Data items
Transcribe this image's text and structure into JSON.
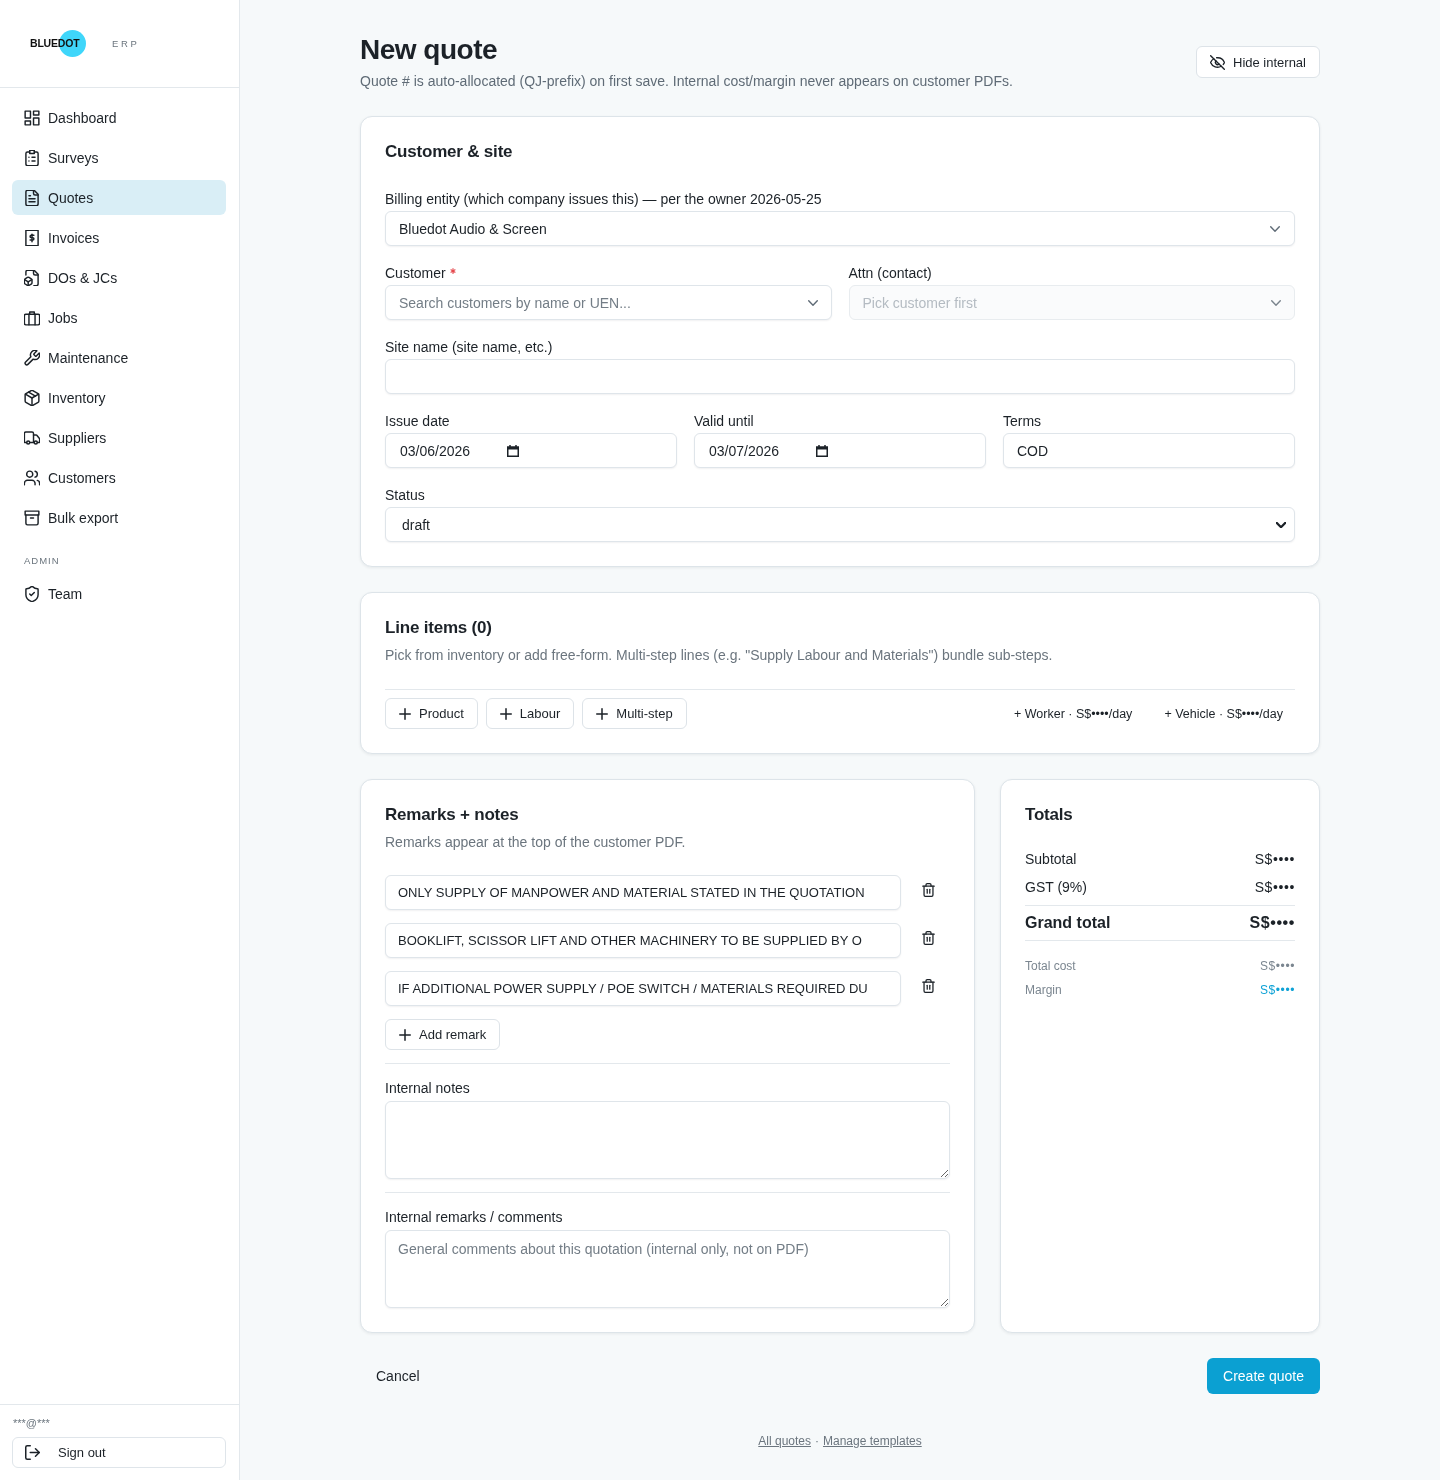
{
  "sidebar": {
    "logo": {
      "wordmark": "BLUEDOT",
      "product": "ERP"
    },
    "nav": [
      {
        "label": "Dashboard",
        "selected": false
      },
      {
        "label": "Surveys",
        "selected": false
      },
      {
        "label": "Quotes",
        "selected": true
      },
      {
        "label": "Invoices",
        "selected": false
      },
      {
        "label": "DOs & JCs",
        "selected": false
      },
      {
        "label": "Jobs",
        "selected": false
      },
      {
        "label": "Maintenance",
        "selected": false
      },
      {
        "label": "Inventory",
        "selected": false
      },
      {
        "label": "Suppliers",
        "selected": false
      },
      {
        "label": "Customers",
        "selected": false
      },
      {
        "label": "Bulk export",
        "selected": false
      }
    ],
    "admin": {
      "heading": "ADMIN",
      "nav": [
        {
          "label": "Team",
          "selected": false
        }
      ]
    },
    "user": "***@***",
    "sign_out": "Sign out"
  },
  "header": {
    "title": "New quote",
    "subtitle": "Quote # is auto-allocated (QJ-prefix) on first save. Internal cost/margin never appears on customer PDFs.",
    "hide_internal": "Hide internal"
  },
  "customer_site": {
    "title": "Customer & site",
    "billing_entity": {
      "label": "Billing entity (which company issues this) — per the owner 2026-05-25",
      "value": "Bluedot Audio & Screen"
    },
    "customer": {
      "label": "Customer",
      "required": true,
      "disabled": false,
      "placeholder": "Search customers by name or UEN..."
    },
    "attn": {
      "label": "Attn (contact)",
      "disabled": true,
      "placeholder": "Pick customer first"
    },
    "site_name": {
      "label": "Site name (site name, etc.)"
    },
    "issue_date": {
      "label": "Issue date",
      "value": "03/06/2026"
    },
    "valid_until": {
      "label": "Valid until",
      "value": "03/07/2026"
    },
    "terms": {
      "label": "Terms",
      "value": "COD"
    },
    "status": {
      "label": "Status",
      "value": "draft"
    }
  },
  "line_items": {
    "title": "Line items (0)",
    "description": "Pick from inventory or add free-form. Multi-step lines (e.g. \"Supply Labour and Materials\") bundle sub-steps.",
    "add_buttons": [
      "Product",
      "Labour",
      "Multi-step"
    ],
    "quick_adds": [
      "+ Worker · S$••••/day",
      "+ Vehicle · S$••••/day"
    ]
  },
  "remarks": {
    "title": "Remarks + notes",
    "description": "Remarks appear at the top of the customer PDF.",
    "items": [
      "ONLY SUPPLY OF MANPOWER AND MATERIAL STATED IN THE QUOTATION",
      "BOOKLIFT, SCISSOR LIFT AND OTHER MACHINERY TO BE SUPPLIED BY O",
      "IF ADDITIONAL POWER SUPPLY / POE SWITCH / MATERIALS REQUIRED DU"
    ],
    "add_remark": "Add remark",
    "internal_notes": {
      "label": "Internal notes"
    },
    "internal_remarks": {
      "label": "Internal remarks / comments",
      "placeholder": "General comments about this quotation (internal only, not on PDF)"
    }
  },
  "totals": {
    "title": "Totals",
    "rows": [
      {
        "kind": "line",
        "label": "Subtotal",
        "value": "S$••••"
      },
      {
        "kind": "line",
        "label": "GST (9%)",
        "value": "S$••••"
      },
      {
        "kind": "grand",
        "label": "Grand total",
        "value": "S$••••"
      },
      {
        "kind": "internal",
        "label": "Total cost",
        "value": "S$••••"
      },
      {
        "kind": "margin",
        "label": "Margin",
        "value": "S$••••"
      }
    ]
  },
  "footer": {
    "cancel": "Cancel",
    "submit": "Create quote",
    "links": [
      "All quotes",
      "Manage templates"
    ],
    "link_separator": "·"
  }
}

- _TASK PROMPT_:
Leave out every picture and copy the rest of the records exactly.

- _SOLUTION FOR THIS TASK_:
Transcribe this image's text and structure into JSON.
{
  "sidebar": {
    "logo": {
      "wordmark": "BLUEDOT",
      "product": "ERP"
    },
    "nav": [
      {
        "label": "Dashboard",
        "selected": false
      },
      {
        "label": "Surveys",
        "selected": false
      },
      {
        "label": "Quotes",
        "selected": true
      },
      {
        "label": "Invoices",
        "selected": false
      },
      {
        "label": "DOs & JCs",
        "selected": false
      },
      {
        "label": "Jobs",
        "selected": false
      },
      {
        "label": "Maintenance",
        "selected": false
      },
      {
        "label": "Inventory",
        "selected": false
      },
      {
        "label": "Suppliers",
        "selected": false
      },
      {
        "label": "Customers",
        "selected": false
      },
      {
        "label": "Bulk export",
        "selected": false
      }
    ],
    "admin": {
      "heading": "ADMIN",
      "nav": [
        {
          "label": "Team",
          "selected": false
        }
      ]
    },
    "user": "***@***",
    "sign_out": "Sign out"
  },
  "header": {
    "title": "New quote",
    "subtitle": "Quote # is auto-allocated (QJ-prefix) on first save. Internal cost/margin never appears on customer PDFs.",
    "hide_internal": "Hide internal"
  },
  "customer_site": {
    "title": "Customer & site",
    "billing_entity": {
      "label": "Billing entity (which company issues this) — per the owner 2026-05-25",
      "value": "Bluedot Audio & Screen"
    },
    "customer": {
      "label": "Customer",
      "required": true,
      "disabled": false,
      "placeholder": "Search customers by name or UEN..."
    },
    "attn": {
      "label": "Attn (contact)",
      "disabled": true,
      "placeholder": "Pick customer first"
    },
    "site_name": {
      "label": "Site name (site name, etc.)"
    },
    "issue_date": {
      "label": "Issue date",
      "value": "03/06/2026"
    },
    "valid_until": {
      "label": "Valid until",
      "value": "03/07/2026"
    },
    "terms": {
      "label": "Terms",
      "value": "COD"
    },
    "status": {
      "label": "Status",
      "value": "draft"
    }
  },
  "line_items": {
    "title": "Line items (0)",
    "description": "Pick from inventory or add free-form. Multi-step lines (e.g. \"Supply Labour and Materials\") bundle sub-steps.",
    "add_buttons": [
      "Product",
      "Labour",
      "Multi-step"
    ],
    "quick_adds": [
      "+ Worker · S$••••/day",
      "+ Vehicle · S$••••/day"
    ]
  },
  "remarks": {
    "title": "Remarks + notes",
    "description": "Remarks appear at the top of the customer PDF.",
    "items": [
      "ONLY SUPPLY OF MANPOWER AND MATERIAL STATED IN THE QUOTATION",
      "BOOKLIFT, SCISSOR LIFT AND OTHER MACHINERY TO BE SUPPLIED BY O",
      "IF ADDITIONAL POWER SUPPLY / POE SWITCH / MATERIALS REQUIRED DU"
    ],
    "add_remark": "Add remark",
    "internal_notes": {
      "label": "Internal notes"
    },
    "internal_remarks": {
      "label": "Internal remarks / comments",
      "placeholder": "General comments about this quotation (internal only, not on PDF)"
    }
  },
  "totals": {
    "title": "Totals",
    "rows": [
      {
        "kind": "line",
        "label": "Subtotal",
        "value": "S$••••"
      },
      {
        "kind": "line",
        "label": "GST (9%)",
        "value": "S$••••"
      },
      {
        "kind": "grand",
        "label": "Grand total",
        "value": "S$••••"
      },
      {
        "kind": "internal",
        "label": "Total cost",
        "value": "S$••••"
      },
      {
        "kind": "margin",
        "label": "Margin",
        "value": "S$••••"
      }
    ]
  },
  "footer": {
    "cancel": "Cancel",
    "submit": "Create quote",
    "links": [
      "All quotes",
      "Manage templates"
    ],
    "link_separator": "·"
  }
}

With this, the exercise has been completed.